▶ **DOCUMENT PASSAGE**

This year’s theme: DRIVERS OF FYNBOS.

This meeting is always a wonderful opportunity to catch up, re-connect and listen to interesting talks and discussions.

Date: Saturday, 3rd August 2019

Time: 8:00 AM - 14:00 PM

Venue: Groot Drakenstein Games Club (R45, Simondium, Western Cape,7680)

 

DRIVERS OF FYNBOS

PROGRAMME

Families welcome!

8:30 Tea and Coffee

Come early for some tea, coffee, and enjoy the beautiful morning sun on the cricket grounds!

9:00 Welcome and introductions

Mark Heistein Welcome and introductions

Michelle Du Plessis Latest FGASA News

9:30 Patrick Shone

Conservation Manager at Cape Nature

Topic: Fires and its effects on fynbos and tourism within Cape Nature

10:15 Tea & P

10:30 Jenny Cullinan

A bee conservationist and artist, she has joined us all the way from the karoo!

Topic: Bee Conservation: The untold story

11:15 John Rogers

Lecturer, researcher, and Geology enthusiast!

Topic: Geology in the Fairest Cape

His book GEOLOGICAL ADVENTURES IN THE FAIREST CAPE: UNLOCKING

THE SECRETS OF ITS SCENERY will be available to buy for R 350.00. Cash only.

▶ **ACTIVITY 1**
List every person named in the fynbos meeting programme.
▶ **ACTIVITY 2**
Return the part of the fynbos meeting programme from "This meeting is" up to and including "Simondium, Western Cape,7680)", copied word for word.

▶ **THE DATA**
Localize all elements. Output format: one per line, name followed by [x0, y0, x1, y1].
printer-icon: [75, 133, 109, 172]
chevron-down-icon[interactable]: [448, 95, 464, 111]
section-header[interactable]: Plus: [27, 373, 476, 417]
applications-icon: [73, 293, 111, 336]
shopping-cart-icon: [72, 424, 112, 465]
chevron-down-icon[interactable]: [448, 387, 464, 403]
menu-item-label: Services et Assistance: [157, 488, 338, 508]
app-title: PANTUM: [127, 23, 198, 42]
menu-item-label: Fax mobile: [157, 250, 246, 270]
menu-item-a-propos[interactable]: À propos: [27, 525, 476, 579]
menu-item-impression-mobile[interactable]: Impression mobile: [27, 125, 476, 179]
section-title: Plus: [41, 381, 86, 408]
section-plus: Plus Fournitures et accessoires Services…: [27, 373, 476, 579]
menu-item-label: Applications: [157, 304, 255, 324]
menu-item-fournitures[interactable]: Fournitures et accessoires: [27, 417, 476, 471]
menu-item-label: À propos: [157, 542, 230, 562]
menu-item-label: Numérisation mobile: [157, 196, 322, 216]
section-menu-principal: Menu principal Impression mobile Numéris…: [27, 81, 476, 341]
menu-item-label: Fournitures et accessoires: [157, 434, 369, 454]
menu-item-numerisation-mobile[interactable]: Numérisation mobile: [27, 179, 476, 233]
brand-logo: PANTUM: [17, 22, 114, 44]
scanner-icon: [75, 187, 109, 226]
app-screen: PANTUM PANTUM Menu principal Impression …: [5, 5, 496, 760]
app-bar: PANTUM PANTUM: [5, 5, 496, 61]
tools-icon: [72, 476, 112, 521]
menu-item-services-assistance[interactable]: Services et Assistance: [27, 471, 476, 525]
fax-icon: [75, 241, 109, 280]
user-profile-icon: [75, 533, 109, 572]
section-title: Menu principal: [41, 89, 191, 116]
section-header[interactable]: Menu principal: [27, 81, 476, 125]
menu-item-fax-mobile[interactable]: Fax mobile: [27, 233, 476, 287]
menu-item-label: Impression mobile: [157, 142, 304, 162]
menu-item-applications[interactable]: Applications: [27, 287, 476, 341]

▶ **OUTPUT 1**
- Mark Heistein
- Michelle Du Plessis
- Patrick Shone
- Jenny Cullinan
- John Rogers

▶ **OUTPUT 2**
This meeting is always a wonderful opportunity to catch up, re-connect and listen to interesting talks and discussions.

Date: Saturday, 3rd August 2019

Time: 8:00 AM - 14:00 PM

Venue: Groot Drakenstein Games Club (R45, Simondium, Western Cape,7680)